Below is a listing; copy all of it exactly.
##### Information supplied
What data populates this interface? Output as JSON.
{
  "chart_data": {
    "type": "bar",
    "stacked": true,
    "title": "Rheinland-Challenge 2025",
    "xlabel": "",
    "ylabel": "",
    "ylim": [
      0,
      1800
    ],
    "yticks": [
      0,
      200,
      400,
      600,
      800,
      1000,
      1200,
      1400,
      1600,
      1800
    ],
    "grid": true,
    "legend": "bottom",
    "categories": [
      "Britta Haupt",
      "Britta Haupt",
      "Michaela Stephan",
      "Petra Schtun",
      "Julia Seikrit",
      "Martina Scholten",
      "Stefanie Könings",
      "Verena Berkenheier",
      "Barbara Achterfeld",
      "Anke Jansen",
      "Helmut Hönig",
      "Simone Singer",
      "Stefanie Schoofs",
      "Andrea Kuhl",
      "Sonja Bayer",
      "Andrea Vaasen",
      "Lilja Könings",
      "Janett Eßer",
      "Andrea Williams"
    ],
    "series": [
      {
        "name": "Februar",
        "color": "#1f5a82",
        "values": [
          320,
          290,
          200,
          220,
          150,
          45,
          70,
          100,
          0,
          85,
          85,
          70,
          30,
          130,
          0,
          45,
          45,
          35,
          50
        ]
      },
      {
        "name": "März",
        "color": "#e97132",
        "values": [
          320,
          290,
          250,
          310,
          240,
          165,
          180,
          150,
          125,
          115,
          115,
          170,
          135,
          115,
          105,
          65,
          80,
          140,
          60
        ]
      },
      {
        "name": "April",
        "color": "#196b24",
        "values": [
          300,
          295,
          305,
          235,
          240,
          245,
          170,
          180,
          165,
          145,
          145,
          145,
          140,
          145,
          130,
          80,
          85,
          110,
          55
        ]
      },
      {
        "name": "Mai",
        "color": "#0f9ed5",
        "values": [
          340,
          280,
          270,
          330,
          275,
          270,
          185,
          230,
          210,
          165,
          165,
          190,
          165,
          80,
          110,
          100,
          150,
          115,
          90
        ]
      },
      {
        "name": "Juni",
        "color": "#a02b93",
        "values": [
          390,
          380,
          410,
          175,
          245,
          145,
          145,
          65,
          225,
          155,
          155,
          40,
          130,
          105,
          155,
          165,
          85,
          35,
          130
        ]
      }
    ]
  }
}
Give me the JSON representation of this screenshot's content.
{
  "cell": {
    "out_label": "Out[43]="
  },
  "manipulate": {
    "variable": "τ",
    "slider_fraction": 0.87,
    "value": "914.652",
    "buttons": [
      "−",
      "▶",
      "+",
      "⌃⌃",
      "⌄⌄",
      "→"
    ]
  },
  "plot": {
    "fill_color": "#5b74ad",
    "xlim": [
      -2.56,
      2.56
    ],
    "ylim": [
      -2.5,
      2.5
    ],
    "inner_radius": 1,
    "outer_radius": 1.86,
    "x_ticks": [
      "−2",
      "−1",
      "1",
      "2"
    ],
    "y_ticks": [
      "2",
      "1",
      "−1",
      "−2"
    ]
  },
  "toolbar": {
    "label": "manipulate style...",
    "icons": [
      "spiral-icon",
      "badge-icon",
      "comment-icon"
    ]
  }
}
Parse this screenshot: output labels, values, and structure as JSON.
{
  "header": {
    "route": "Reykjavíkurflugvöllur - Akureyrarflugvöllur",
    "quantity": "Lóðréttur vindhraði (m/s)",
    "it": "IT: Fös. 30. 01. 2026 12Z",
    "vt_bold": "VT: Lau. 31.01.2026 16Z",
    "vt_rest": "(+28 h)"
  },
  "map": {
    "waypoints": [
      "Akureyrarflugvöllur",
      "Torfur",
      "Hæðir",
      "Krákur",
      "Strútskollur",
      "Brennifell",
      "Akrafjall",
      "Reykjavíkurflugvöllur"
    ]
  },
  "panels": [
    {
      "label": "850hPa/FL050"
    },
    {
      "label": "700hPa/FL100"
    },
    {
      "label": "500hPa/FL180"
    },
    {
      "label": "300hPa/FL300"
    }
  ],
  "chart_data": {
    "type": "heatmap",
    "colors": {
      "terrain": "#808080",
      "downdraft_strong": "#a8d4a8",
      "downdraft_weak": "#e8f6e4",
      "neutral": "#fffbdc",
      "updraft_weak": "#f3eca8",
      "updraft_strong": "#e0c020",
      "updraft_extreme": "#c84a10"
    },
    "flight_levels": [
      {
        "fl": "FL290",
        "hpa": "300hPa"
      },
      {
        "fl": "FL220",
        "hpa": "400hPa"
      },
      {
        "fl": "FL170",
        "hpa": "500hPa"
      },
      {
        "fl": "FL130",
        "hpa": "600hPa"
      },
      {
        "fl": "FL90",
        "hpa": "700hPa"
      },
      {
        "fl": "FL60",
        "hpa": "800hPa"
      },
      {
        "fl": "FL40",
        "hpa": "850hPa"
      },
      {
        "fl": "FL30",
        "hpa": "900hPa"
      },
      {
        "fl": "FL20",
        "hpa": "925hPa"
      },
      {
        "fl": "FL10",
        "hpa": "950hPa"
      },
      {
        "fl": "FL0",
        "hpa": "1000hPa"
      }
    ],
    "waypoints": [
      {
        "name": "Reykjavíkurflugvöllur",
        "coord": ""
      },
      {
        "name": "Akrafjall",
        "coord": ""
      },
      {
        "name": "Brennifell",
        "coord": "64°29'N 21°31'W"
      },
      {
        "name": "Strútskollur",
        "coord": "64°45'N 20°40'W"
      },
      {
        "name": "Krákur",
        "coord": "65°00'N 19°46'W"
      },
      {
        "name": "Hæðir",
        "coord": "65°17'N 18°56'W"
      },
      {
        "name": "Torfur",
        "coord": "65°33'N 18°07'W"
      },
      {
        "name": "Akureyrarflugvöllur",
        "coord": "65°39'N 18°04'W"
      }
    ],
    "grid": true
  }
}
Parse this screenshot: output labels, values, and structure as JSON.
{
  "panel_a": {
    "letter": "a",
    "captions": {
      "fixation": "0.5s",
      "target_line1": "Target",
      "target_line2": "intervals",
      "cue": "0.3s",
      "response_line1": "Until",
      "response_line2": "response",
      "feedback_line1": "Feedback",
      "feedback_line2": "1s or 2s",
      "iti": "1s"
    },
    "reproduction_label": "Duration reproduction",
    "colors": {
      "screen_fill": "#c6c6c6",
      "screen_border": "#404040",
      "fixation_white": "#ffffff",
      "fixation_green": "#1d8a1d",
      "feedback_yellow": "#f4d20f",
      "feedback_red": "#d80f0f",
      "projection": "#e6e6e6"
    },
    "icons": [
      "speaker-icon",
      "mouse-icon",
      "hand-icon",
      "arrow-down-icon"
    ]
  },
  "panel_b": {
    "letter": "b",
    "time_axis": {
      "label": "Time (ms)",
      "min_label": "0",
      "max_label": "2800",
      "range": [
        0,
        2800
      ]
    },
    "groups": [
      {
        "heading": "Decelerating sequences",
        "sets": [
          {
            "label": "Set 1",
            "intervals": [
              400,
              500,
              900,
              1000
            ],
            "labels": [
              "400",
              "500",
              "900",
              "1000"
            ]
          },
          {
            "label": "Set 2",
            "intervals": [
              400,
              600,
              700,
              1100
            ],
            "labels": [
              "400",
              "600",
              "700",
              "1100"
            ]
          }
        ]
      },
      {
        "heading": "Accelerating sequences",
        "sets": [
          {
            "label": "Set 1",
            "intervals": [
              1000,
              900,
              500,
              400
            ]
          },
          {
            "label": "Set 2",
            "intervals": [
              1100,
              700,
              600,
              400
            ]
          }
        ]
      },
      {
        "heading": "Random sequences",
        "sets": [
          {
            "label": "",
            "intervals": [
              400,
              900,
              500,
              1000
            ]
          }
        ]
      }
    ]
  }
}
##########
* [Complete response]
What data populates this interface? Output as JSON.
{
  "chart_data": {
    "type": "bar",
    "stacked": true,
    "title": "Rheinland-Challenge 2025",
    "xlabel": "",
    "ylabel": "",
    "ylim": [
      0,
      1800
    ],
    "yticks": [
      0,
      200,
      400,
      600,
      800,
      1000,
      1200,
      1400,
      1600,
      1800
    ],
    "grid": true,
    "legend": "bottom",
    "categories": [
      "Britta Haupt",
      "Britta Haupt",
      "Michaela Stephan",
      "Petra Schtun",
      "Julia Seikrit",
      "Martina Scholten",
      "Stefanie Könings",
      "Verena Berkenheier",
      "Barbara Achterfeld",
      "Anke Jansen",
      "Helmut Hönig",
      "Simone Singer",
      "Stefanie Schoofs",
      "Andrea Kuhl",
      "Sonja Bayer",
      "Andrea Vaasen",
      "Lilja Könings",
      "Janett Eßer",
      "Andrea Williams"
    ],
    "series": [
      {
        "name": "Februar",
        "color": "#1f5a82",
        "values": [
          320,
          290,
          200,
          220,
          150,
          45,
          70,
          100,
          0,
          85,
          85,
          70,
          30,
          130,
          0,
          45,
          45,
          35,
          50
        ]
      },
      {
        "name": "März",
        "color": "#e97132",
        "values": [
          320,
          290,
          250,
          310,
          240,
          165,
          180,
          150,
          125,
          115,
          115,
          170,
          135,
          115,
          105,
          65,
          80,
          140,
          60
        ]
      },
      {
        "name": "April",
        "color": "#196b24",
        "values": [
          300,
          295,
          305,
          235,
          240,
          245,
          170,
          180,
          165,
          145,
          145,
          145,
          140,
          145,
          130,
          80,
          85,
          110,
          55
        ]
      },
      {
        "name": "Mai",
        "color": "#0f9ed5",
        "values": [
          340,
          280,
          270,
          330,
          275,
          270,
          185,
          230,
          210,
          165,
          165,
          190,
          165,
          80,
          110,
          100,
          150,
          115,
          90
        ]
      },
      {
        "name": "Juni",
        "color": "#a02b93",
        "values": [
          390,
          380,
          410,
          175,
          245,
          145,
          145,
          65,
          225,
          155,
          155,
          40,
          130,
          105,
          155,
          165,
          85,
          35,
          130
        ]
      }
    ]
  }
}
Give me the JSON representation of this screenshot's content.
{
  "cell": {
    "out_label": "Out[43]="
  },
  "manipulate": {
    "variable": "τ",
    "slider_fraction": 0.87,
    "value": "914.652",
    "buttons": [
      "−",
      "▶",
      "+",
      "⌃⌃",
      "⌄⌄",
      "→"
    ]
  },
  "plot": {
    "fill_color": "#5b74ad",
    "xlim": [
      -2.56,
      2.56
    ],
    "ylim": [
      -2.5,
      2.5
    ],
    "inner_radius": 1,
    "outer_radius": 1.86,
    "x_ticks": [
      "−2",
      "−1",
      "1",
      "2"
    ],
    "y_ticks": [
      "2",
      "1",
      "−1",
      "−2"
    ]
  },
  "toolbar": {
    "label": "manipulate style...",
    "icons": [
      "spiral-icon",
      "badge-icon",
      "comment-icon"
    ]
  }
}
Parse this screenshot: output labels, values, and structure as JSON.
{
  "header": {
    "route": "Reykjavíkurflugvöllur - Akureyrarflugvöllur",
    "quantity": "Lóðréttur vindhraði (m/s)",
    "it": "IT: Fös. 30. 01. 2026 12Z",
    "vt_bold": "VT: Lau. 31.01.2026 16Z",
    "vt_rest": "(+28 h)"
  },
  "map": {
    "waypoints": [
      "Akureyrarflugvöllur",
      "Torfur",
      "Hæðir",
      "Krákur",
      "Strútskollur",
      "Brennifell",
      "Akrafjall",
      "Reykjavíkurflugvöllur"
    ]
  },
  "panels": [
    {
      "label": "850hPa/FL050"
    },
    {
      "label": "700hPa/FL100"
    },
    {
      "label": "500hPa/FL180"
    },
    {
      "label": "300hPa/FL300"
    }
  ],
  "chart_data": {
    "type": "heatmap",
    "colors": {
      "terrain": "#808080",
      "downdraft_strong": "#a8d4a8",
      "downdraft_weak": "#e8f6e4",
      "neutral": "#fffbdc",
      "updraft_weak": "#f3eca8",
      "updraft_strong": "#e0c020",
      "updraft_extreme": "#c84a10"
    },
    "flight_levels": [
      {
        "fl": "FL290",
        "hpa": "300hPa"
      },
      {
        "fl": "FL220",
        "hpa": "400hPa"
      },
      {
        "fl": "FL170",
        "hpa": "500hPa"
      },
      {
        "fl": "FL130",
        "hpa": "600hPa"
      },
      {
        "fl": "FL90",
        "hpa": "700hPa"
      },
      {
        "fl": "FL60",
        "hpa": "800hPa"
      },
      {
        "fl": "FL40",
        "hpa": "850hPa"
      },
      {
        "fl": "FL30",
        "hpa": "900hPa"
      },
      {
        "fl": "FL20",
        "hpa": "925hPa"
      },
      {
        "fl": "FL10",
        "hpa": "950hPa"
      },
      {
        "fl": "FL0",
        "hpa": "1000hPa"
      }
    ],
    "waypoints": [
      {
        "name": "Reykjavíkurflugvöllur",
        "coord": ""
      },
      {
        "name": "Akrafjall",
        "coord": ""
      },
      {
        "name": "Brennifell",
        "coord": "64°29'N 21°31'W"
      },
      {
        "name": "Strútskollur",
        "coord": "64°45'N 20°40'W"
      },
      {
        "name": "Krákur",
        "coord": "65°00'N 19°46'W"
      },
      {
        "name": "Hæðir",
        "coord": "65°17'N 18°56'W"
      },
      {
        "name": "Torfur",
        "coord": "65°33'N 18°07'W"
      },
      {
        "name": "Akureyrarflugvöllur",
        "coord": "65°39'N 18°04'W"
      }
    ],
    "grid": true
  }
}
Parse this screenshot: output labels, values, and structure as JSON.
{
  "panel_a": {
    "letter": "a",
    "captions": {
      "fixation": "0.5s",
      "target_line1": "Target",
      "target_line2": "intervals",
      "cue": "0.3s",
      "response_line1": "Until",
      "response_line2": "response",
      "feedback_line1": "Feedback",
      "feedback_line2": "1s or 2s",
      "iti": "1s"
    },
    "reproduction_label": "Duration reproduction",
    "colors": {
      "screen_fill": "#c6c6c6",
      "screen_border": "#404040",
      "fixation_white": "#ffffff",
      "fixation_green": "#1d8a1d",
      "feedback_yellow": "#f4d20f",
      "feedback_red": "#d80f0f",
      "projection": "#e6e6e6"
    },
    "icons": [
      "speaker-icon",
      "mouse-icon",
      "hand-icon",
      "arrow-down-icon"
    ]
  },
  "panel_b": {
    "letter": "b",
    "time_axis": {
      "label": "Time (ms)",
      "min_label": "0",
      "max_label": "2800",
      "range": [
        0,
        2800
      ]
    },
    "groups": [
      {
        "heading": "Decelerating sequences",
        "sets": [
          {
            "label": "Set 1",
            "intervals": [
              400,
              500,
              900,
              1000
            ],
            "labels": [
              "400",
              "500",
              "900",
              "1000"
            ]
          },
          {
            "label": "Set 2",
            "intervals": [
              400,
              600,
              700,
              1100
            ],
            "labels": [
              "400",
              "600",
              "700",
              "1100"
            ]
          }
        ]
      },
      {
        "heading": "Accelerating sequences",
        "sets": [
          {
            "label": "Set 1",
            "intervals": [
              1000,
              900,
              500,
              400
            ]
          },
          {
            "label": "Set 2",
            "intervals": [
              1100,
              700,
              600,
              400
            ]
          }
        ]
      },
      {
        "heading": "Random sequences",
        "sets": [
          {
            "label": "",
            "intervals": [
              400,
              900,
              500,
              1000
            ]
          }
        ]
      }
    ]
  }
}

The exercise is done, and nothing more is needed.